— TASK BRIEF —
Beginning with the line where "Transcribe this image's" appears, repeat every remaining line of the entries exactly, the last line included.

— DATA LISTING —
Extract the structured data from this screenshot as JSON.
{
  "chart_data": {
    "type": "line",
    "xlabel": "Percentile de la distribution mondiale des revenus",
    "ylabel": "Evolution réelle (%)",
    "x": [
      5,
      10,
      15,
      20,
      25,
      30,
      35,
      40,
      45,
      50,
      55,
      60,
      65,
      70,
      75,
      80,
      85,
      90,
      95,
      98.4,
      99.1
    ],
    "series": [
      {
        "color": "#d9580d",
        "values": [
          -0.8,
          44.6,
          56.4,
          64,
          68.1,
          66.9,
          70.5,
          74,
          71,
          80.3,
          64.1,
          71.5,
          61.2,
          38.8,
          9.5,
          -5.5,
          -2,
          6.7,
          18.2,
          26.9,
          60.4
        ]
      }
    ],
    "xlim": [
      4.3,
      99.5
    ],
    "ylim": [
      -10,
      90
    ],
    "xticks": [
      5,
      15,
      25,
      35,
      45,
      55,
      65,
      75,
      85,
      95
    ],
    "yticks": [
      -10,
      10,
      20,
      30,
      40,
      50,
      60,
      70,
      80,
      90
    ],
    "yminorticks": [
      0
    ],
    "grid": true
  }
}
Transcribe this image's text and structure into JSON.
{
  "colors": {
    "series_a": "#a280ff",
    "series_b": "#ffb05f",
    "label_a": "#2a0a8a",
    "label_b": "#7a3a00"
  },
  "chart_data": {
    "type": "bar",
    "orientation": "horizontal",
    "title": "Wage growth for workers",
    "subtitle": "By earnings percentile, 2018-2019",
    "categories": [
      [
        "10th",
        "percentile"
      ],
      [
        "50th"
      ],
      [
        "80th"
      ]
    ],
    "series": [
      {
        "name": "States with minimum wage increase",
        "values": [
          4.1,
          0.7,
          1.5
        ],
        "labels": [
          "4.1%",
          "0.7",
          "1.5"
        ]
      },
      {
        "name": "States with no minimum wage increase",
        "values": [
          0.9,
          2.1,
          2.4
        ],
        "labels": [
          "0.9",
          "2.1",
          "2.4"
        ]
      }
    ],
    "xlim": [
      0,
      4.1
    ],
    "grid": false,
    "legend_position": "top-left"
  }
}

— PROBLEM SOLUTION —
Transcribe this image's text and structure into JSON.
{
  "colors": {
    "series_a": "#a280ff",
    "series_b": "#ffb05f",
    "label_a": "#2a0a8a",
    "label_b": "#7a3a00"
  },
  "chart_data": {
    "type": "bar",
    "orientation": "horizontal",
    "title": "Wage growth for workers",
    "subtitle": "By earnings percentile, 2018-2019",
    "categories": [
      [
        "10th",
        "percentile"
      ],
      [
        "50th"
      ],
      [
        "80th"
      ]
    ],
    "series": [
      {
        "name": "States with minimum wage increase",
        "values": [
          4.1,
          0.7,
          1.5
        ],
        "labels": [
          "4.1%",
          "0.7",
          "1.5"
        ]
      },
      {
        "name": "States with no minimum wage increase",
        "values": [
          0.9,
          2.1,
          2.4
        ],
        "labels": [
          "0.9",
          "2.1",
          "2.4"
        ]
      }
    ],
    "xlim": [
      0,
      4.1
    ],
    "grid": false,
    "legend_position": "top-left"
  }
}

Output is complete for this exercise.